Restate the listing below word for word, omitting any images.
# # # # # # #
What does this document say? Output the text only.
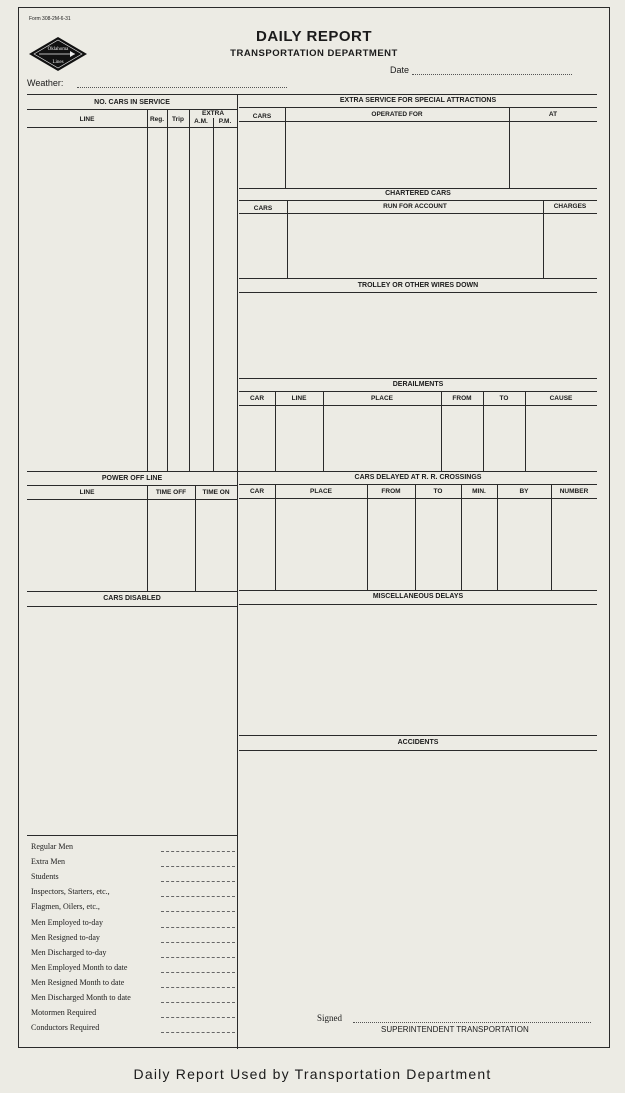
Form 308-2M-6-31
Oklahoma
Lines
DAILY REPORT
TRANSPORTATION DEPARTMENT
Date
Weather:
NO. CARS IN SERVICE
LINE	Reg.	Trip
EXTRA
A.M.	P.M.
EXTRA SERVICE FOR SPECIAL ATTRACTIONS
CARS	OPERATED FOR	AT
CHARTERED CARS
CARS	RUN FOR ACCOUNT	CHARGES
TROLLEY OR OTHER WIRES DOWN
DERAILMENTS
CAR	LINE	PLACE	FROM	TO	CAUSE
POWER OFF LINE
LINE	TIME OFF	TIME ON
CARS DELAYED AT R. R. CROSSINGS
CAR	PLACE	FROM	TO	MIN.	BY	NUMBER
CARS DISABLED	MISCELLANEOUS DELAYS
ACCIDENTS
Signed
SUPERINTENDENT TRANSPORTATION
Regular Men
Extra Men
Students
Inspectors, Starters, etc.,
Flagmen, Oilers, etc.,
Men Employed to-day
Men Resigned to-day
Men Discharged to-day
Men Employed Month to date
Men Resigned Month to date
Men Discharged Month to date
Motormen Required
Conductors Required
Daily Report Used by Transportation Department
# # # # # # #
> _Response_
What does this document say? Output the text only.
Form 308-2M-6-31
Oklahoma
Lines
DAILY REPORT
TRANSPORTATION DEPARTMENT
Date
Weather:
NO. CARS IN SERVICE
LINE	Reg.	Trip
EXTRA
A.M.	P.M.
EXTRA SERVICE FOR SPECIAL ATTRACTIONS
CARS	OPERATED FOR	AT
CHARTERED CARS
CARS	RUN FOR ACCOUNT	CHARGES
TROLLEY OR OTHER WIRES DOWN
DERAILMENTS
CAR	LINE	PLACE	FROM	TO	CAUSE
POWER OFF LINE
LINE	TIME OFF	TIME ON
CARS DELAYED AT R. R. CROSSINGS
CAR	PLACE	FROM	TO	MIN.	BY	NUMBER
CARS DISABLED	MISCELLANEOUS DELAYS
ACCIDENTS
Signed
SUPERINTENDENT TRANSPORTATION
Regular Men
Extra Men
Students
Inspectors, Starters, etc.,
Flagmen, Oilers, etc.,
Men Employed to-day
Men Resigned to-day
Men Discharged to-day
Men Employed Month to date
Men Resigned Month to date
Men Discharged Month to date
Motormen Required
Conductors Required
Daily Report Used by Transportation Department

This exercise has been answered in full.